┌────────
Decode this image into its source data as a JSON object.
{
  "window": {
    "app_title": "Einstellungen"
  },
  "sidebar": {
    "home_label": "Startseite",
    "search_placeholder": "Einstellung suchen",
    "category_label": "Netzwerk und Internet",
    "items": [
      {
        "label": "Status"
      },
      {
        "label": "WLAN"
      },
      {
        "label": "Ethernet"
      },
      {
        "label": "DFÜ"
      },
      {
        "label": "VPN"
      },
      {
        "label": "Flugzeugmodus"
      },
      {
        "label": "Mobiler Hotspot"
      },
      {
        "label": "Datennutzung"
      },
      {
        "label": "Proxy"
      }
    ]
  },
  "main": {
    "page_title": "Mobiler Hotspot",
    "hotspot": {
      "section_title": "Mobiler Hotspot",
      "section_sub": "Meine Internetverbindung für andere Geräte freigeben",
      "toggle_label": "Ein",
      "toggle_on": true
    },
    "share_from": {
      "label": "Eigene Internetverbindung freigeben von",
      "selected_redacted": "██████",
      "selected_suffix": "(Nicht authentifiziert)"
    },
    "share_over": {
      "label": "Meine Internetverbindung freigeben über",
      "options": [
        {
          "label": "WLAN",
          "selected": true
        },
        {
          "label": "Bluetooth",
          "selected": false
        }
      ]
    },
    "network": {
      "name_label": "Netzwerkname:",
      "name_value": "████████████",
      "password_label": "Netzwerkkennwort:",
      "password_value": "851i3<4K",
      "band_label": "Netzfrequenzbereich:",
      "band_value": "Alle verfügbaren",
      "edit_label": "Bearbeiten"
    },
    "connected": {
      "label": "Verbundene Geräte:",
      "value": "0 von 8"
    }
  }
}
└────────
(WHAT IS ASKED):
Read through the data and copy every line where "freigeben" shows up.

(RESULT OF THIS EXERCISE):
      "section_sub": "Meine Internetverbindung für andere Geräte freigeben",
      "label": "Eigene Internetverbindung freigeben von",
      "label": "Meine Internetverbindung freigeben über",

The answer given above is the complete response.